Begin RECORD EXCERPTS

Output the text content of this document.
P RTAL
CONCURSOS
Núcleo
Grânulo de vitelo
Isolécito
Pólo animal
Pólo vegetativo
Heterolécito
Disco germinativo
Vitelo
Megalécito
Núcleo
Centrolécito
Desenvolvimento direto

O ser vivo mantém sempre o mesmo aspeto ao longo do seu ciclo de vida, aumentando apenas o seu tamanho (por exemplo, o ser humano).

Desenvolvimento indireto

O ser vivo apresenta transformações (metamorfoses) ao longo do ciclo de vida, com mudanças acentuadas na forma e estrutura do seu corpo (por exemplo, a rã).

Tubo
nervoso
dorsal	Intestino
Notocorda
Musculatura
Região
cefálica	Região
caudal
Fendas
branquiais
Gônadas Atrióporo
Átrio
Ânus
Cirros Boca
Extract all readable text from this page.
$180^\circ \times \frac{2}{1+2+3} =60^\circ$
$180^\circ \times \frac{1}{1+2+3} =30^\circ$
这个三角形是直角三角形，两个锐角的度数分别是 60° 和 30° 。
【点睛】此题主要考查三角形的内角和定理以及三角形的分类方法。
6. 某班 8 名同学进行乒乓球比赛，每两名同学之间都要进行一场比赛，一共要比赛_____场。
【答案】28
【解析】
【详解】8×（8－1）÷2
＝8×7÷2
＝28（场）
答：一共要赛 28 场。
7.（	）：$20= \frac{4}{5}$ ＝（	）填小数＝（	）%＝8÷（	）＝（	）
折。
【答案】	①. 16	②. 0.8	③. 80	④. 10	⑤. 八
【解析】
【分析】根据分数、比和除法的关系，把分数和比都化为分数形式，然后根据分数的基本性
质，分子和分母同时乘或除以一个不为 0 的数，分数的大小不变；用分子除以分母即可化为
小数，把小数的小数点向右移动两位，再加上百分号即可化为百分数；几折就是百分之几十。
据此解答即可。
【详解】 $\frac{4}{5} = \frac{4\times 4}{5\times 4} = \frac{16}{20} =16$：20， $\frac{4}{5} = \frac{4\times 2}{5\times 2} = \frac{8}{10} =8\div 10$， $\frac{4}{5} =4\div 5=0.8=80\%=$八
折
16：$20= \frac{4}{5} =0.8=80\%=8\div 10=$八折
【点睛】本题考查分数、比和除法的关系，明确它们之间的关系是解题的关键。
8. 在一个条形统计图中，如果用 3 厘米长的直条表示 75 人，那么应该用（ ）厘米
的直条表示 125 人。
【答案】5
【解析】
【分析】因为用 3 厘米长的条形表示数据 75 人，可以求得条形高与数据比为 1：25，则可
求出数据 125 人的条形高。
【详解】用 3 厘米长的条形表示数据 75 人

End RECORD EXCERPTS

Quote each line above in full, word for word.

Output the text content of this document.
P RTAL
CONCURSOS
Núcleo
Grânulo de vitelo
Isolécito
Pólo animal
Pólo vegetativo
Heterolécito
Disco germinativo
Vitelo
Megalécito
Núcleo
Centrolécito
Desenvolvimento direto

O ser vivo mantém sempre o mesmo aspeto ao longo do seu ciclo de vida, aumentando apenas o seu tamanho (por exemplo, o ser humano).

Desenvolvimento indireto

O ser vivo apresenta transformações (metamorfoses) ao longo do ciclo de vida, com mudanças acentuadas na forma e estrutura do seu corpo (por exemplo, a rã).

Tubo
nervoso
dorsal	Intestino
Notocorda
Musculatura
Região
cefálica	Região
caudal
Fendas
branquiais
Gônadas Atrióporo
Átrio
Ânus
Cirros Boca
Extract all readable text from this page.
$180^\circ \times \frac{2}{1+2+3} =60^\circ$
$180^\circ \times \frac{1}{1+2+3} =30^\circ$
这个三角形是直角三角形，两个锐角的度数分别是 60° 和 30° 。
【点睛】此题主要考查三角形的内角和定理以及三角形的分类方法。
6. 某班 8 名同学进行乒乓球比赛，每两名同学之间都要进行一场比赛，一共要比赛_____场。
【答案】28
【解析】
【详解】8×（8－1）÷2
＝8×7÷2
＝28（场）
答：一共要赛 28 场。
7.（	）：$20= \frac{4}{5}$ ＝（	）填小数＝（	）%＝8÷（	）＝（	）
折。
【答案】	①. 16	②. 0.8	③. 80	④. 10	⑤. 八
【解析】
【分析】根据分数、比和除法的关系，把分数和比都化为分数形式，然后根据分数的基本性
质，分子和分母同时乘或除以一个不为 0 的数，分数的大小不变；用分子除以分母即可化为
小数，把小数的小数点向右移动两位，再加上百分号即可化为百分数；几折就是百分之几十。
据此解答即可。
【详解】 $\frac{4}{5} = \frac{4\times 4}{5\times 4} = \frac{16}{20} =16$：20， $\frac{4}{5} = \frac{4\times 2}{5\times 2} = \frac{8}{10} =8\div 10$， $\frac{4}{5} =4\div 5=0.8=80\%=$八
折
16：$20= \frac{4}{5} =0.8=80\%=8\div 10=$八折
【点睛】本题考查分数、比和除法的关系，明确它们之间的关系是解题的关键。
8. 在一个条形统计图中，如果用 3 厘米长的直条表示 75 人，那么应该用（ ）厘米
的直条表示 125 人。
【答案】5
【解析】
【分析】因为用 3 厘米长的条形表示数据 75 人，可以求得条形高与数据比为 1：25，则可
求出数据 125 人的条形高。
【详解】用 3 厘米长的条形表示数据 75 人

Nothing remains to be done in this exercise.